*WORK TO DO*:
1. In the passage on Hanna Sheehy Skeffington, why did the women convicted in June 1912 spend a second month in Mountjoy prison?
2. Echo the passage on Hanna Sheehy Skeffington between "The IWFL's main" and "largest suffrage society.", inclusive.

*TEXT SHOWN*:
Sheehy Skeffington was a founding member of the Irish Women Workers' Union and an author whose works deeply opposed British imperialism in Ireland.  Sheehy Skeffington was a close friend of trade unionist and fellow suffragette Cissie Cahalan. The Irish Women's Franchise League was formed in November 1908, with Hanna Sheehy Skeffington among its founding members, along with her husband Francis Sheehy Skeffington, Margaret Cousins and James Cousins. Although it began with only twelve founding members, the I.W.F.L grew to become one of the largest suffrage groups that existed in the early twentieth century. The I.W.F.L. was a militant organisation that focused on trying to fight issues like the lack of Irish independence and the exclusion of women from the voting process in accordance with the Home Rule Bill and the absence of women's rights in general.

The IWFL's main goal was to ensure that votes for women were included in the proposed Home Rule Bill. Meetings on a weekly basis were held in Dublin's Phoenix Park, alongside organised rallies throughout the country. According to Margaret Cousins, their work was met with much hostility, yet by 1912 it was estimated they had approximately 1000 members, making it Ireland's largest suffrage society.

On 13 June 1912, she, along with seven other women, was arrested for smashing the glass windows of Dublin Castle. On 20 June she was convicted, along with fellow suffragettes Margaret Palmer and Jane and Margaret Murphy. They served a month-long sentence in Mountjoy prison, alongside another month after they refused to pay a fine. They were granted the privileges of political prisoners.

In November 1913 Sheehy Skeffington attempted to present leaflets to the Conservative Party leader, Bonar Law, and the Ulster Unionist leader, Sir Edward Carson. She was arrested after assaulting a police officer and was sent to Mountjoy Prison again. She went on a hunger strike for five days until her release.

*DATA LINES*:
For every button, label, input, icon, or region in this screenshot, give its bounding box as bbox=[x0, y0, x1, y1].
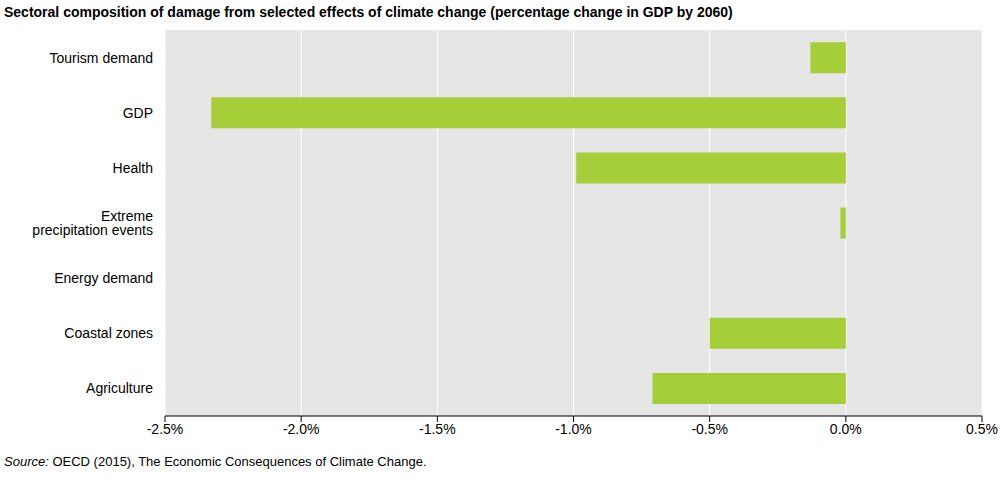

*SOLUTIONS TO EACH TASK*:
1. They had already served a month-long sentence, and they served another month because they refused to pay a fine.

2.
The IWFL's main goal was to ensure that votes for women were included in the proposed Home Rule Bill. Meetings on a weekly basis were held in Dublin's Phoenix Park, alongside organised rallies throughout the country. According to Margaret Cousins, their work was met with much hostility, yet by 1912 it was estimated they had approximately 1000 members, making it Ireland's largest suffrage society.